### Your instructions
Extract, from the listing that follows, each line containing the word "transmission".

### Data records
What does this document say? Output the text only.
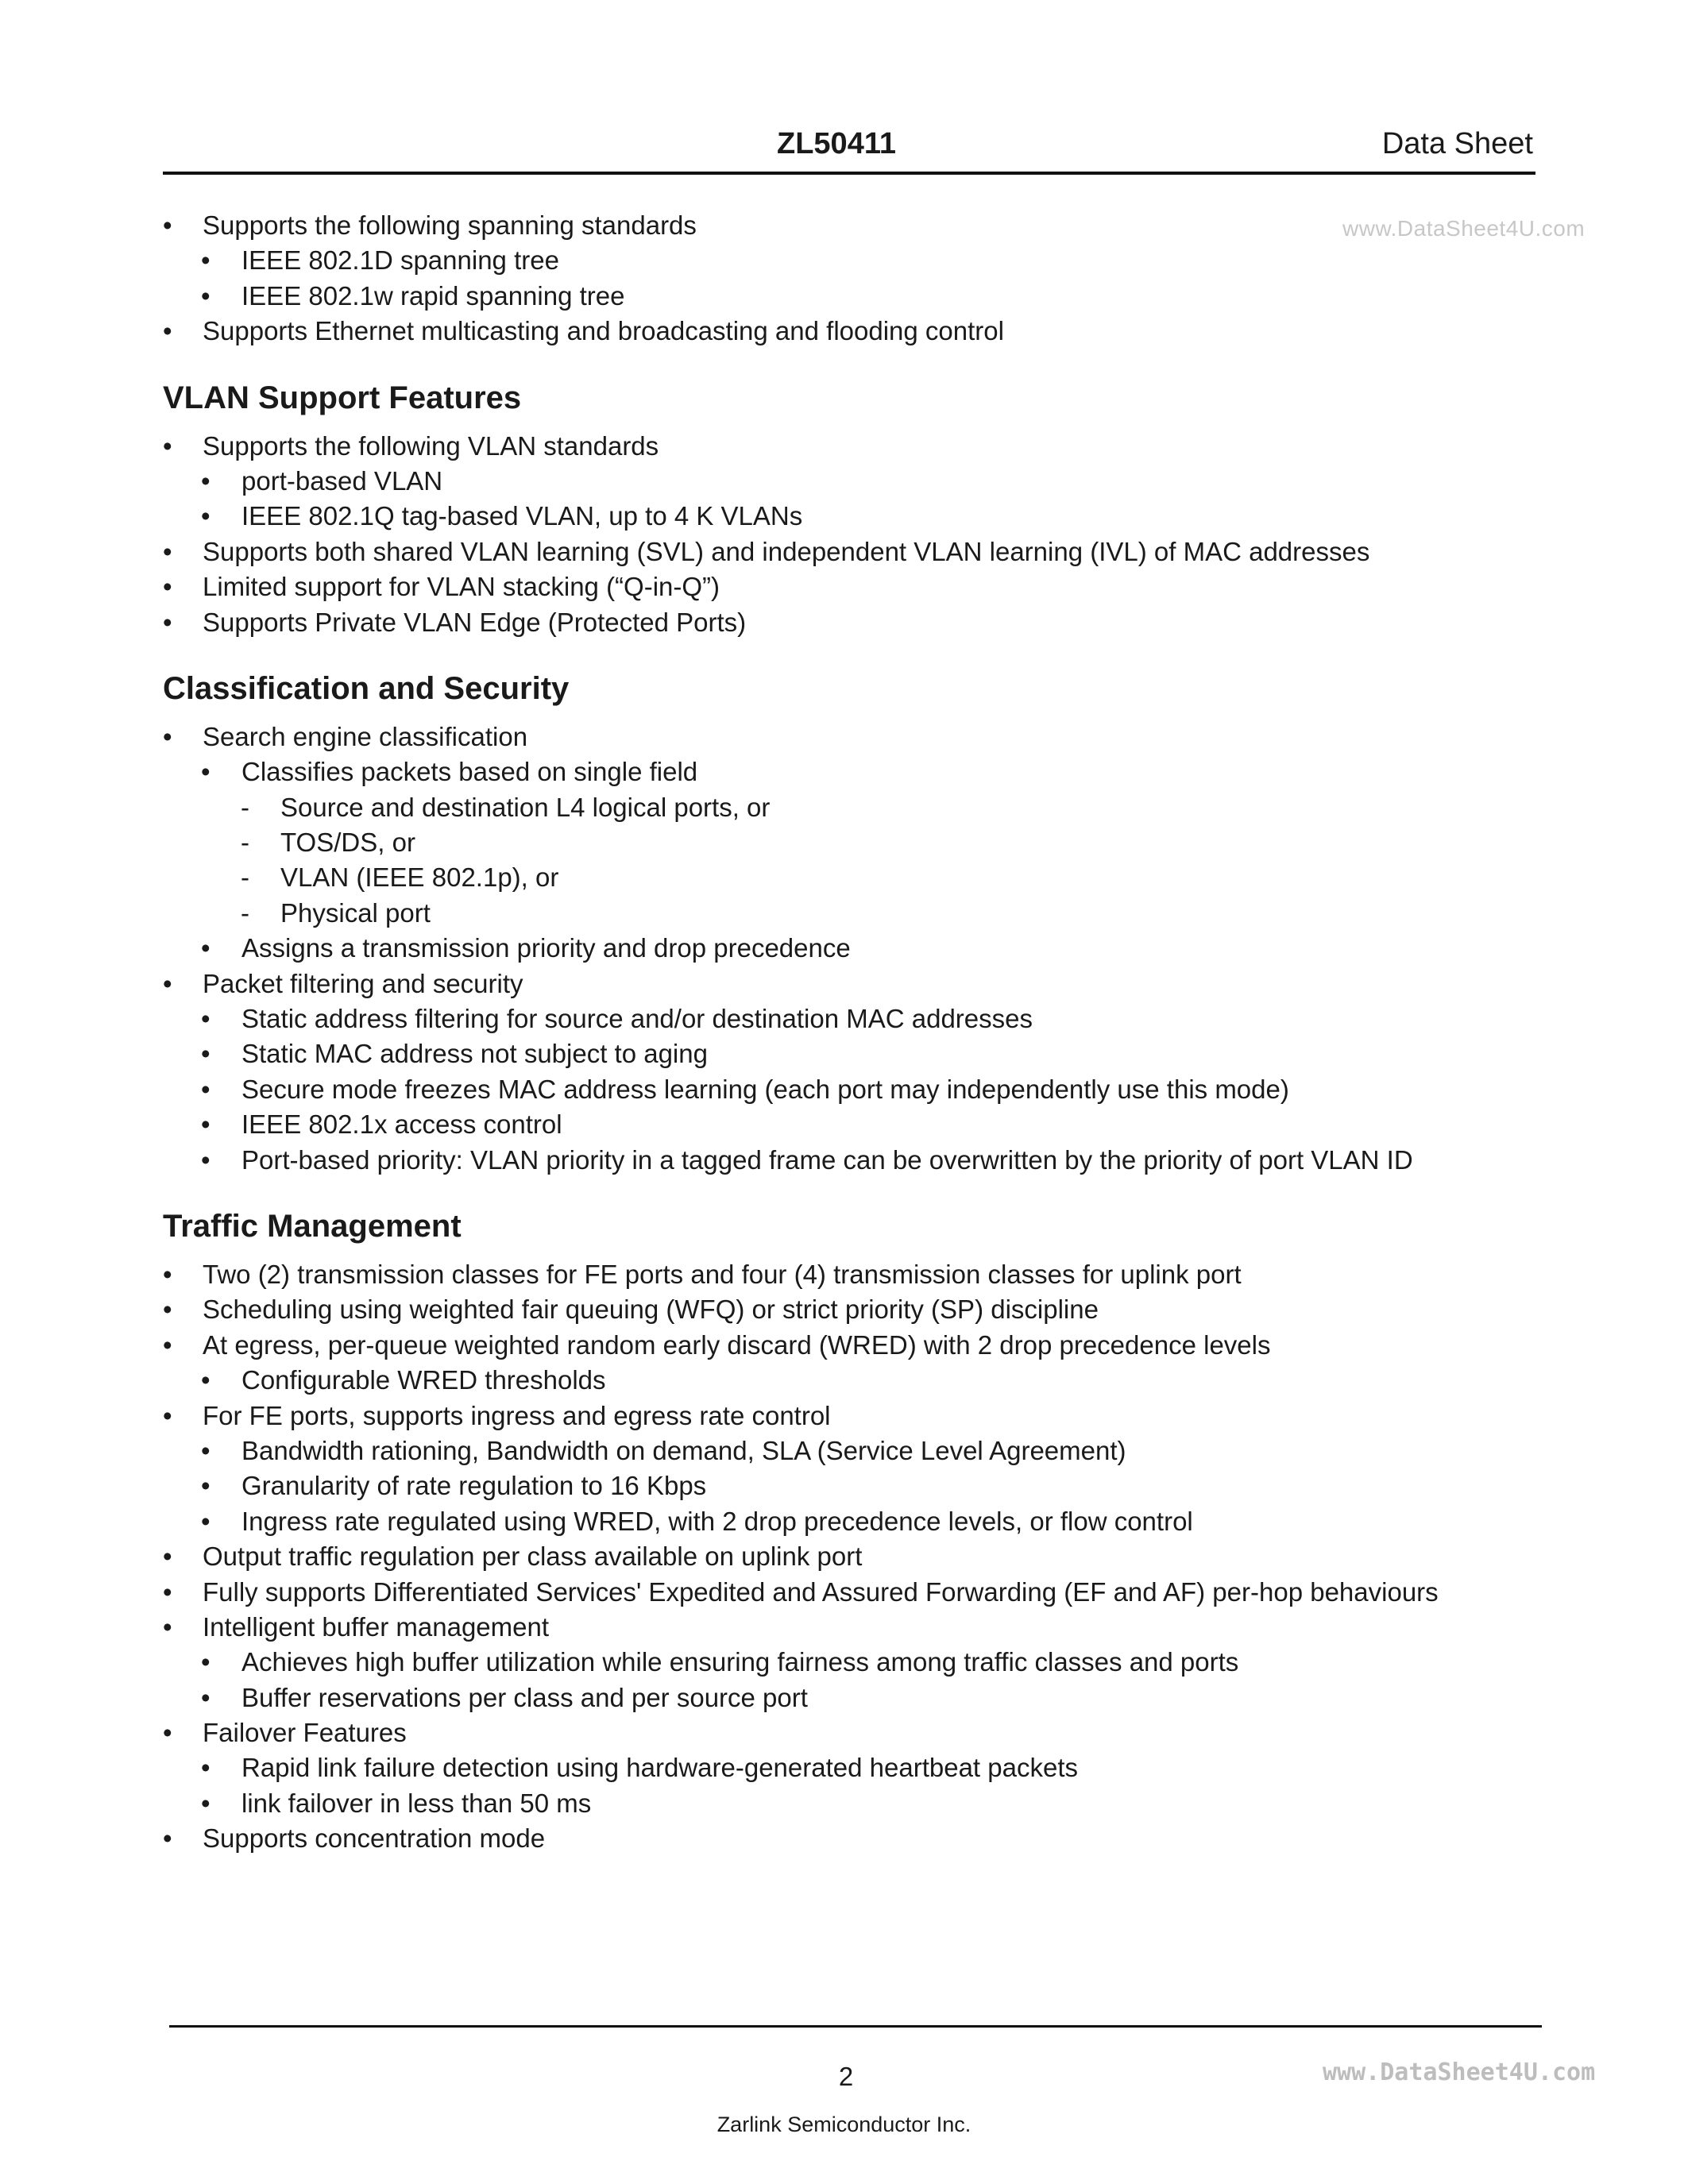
ZL50411	Data Sheet
www.DataSheet4U.com
• Supports the following spanning standards
• IEEE 802.1D spanning tree
• IEEE 802.1w rapid spanning tree
• Supports Ethernet multicasting and broadcasting and flooding control
VLAN Support Features
• Supports the following VLAN standards
• port-based VLAN
• IEEE 802.1Q tag-based VLAN, up to 4 K VLANs
• Supports both shared VLAN learning (SVL) and independent VLAN learning (IVL) of MAC addresses
• Limited support for VLAN stacking (“Q-in-Q”)
• Supports Private VLAN Edge (Protected Ports)
Classification and Security
• Search engine classification
• Classifies packets based on single field
- Source and destination L4 logical ports, or
- TOS/DS, or
- VLAN (IEEE 802.1p), or
- Physical port
• Assigns a transmission priority and drop precedence
• Packet filtering and security
• Static address filtering for source and/or destination MAC addresses
• Static MAC address not subject to aging
• Secure mode freezes MAC address learning (each port may independently use this mode)
• IEEE 802.1x access control
• Port-based priority: VLAN priority in a tagged frame can be overwritten by the priority of port VLAN ID
Traffic Management
• Two (2) transmission classes for FE ports and four (4) transmission classes for uplink port
• Scheduling using weighted fair queuing (WFQ) or strict priority (SP) discipline
• At egress, per-queue weighted random early discard (WRED) with 2 drop precedence levels
• Configurable WRED thresholds
• For FE ports, supports ingress and egress rate control
• Bandwidth rationing, Bandwidth on demand, SLA (Service Level Agreement)
• Granularity of rate regulation to 16 Kbps
• Ingress rate regulated using WRED, with 2 drop precedence levels, or flow control
• Output traffic regulation per class available on uplink port
• Fully supports Differentiated Services' Expedited and Assured Forwarding (EF and AF) per-hop behaviours
• Intelligent buffer management
• Achieves high buffer utilization while ensuring fairness among traffic classes and ports
• Buffer reservations per class and per source port
• Failover Features
• Rapid link failure detection using hardware-generated heartbeat packets
• link failover in less than 50 ms
• Supports concentration mode
2
Zarlink Semiconductor Inc.
www.DataSheet4U.com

### Output for this task
• Assigns a transmission priority and drop precedence
• Two (2) transmission classes for FE ports and four (4) transmission classes for uplink port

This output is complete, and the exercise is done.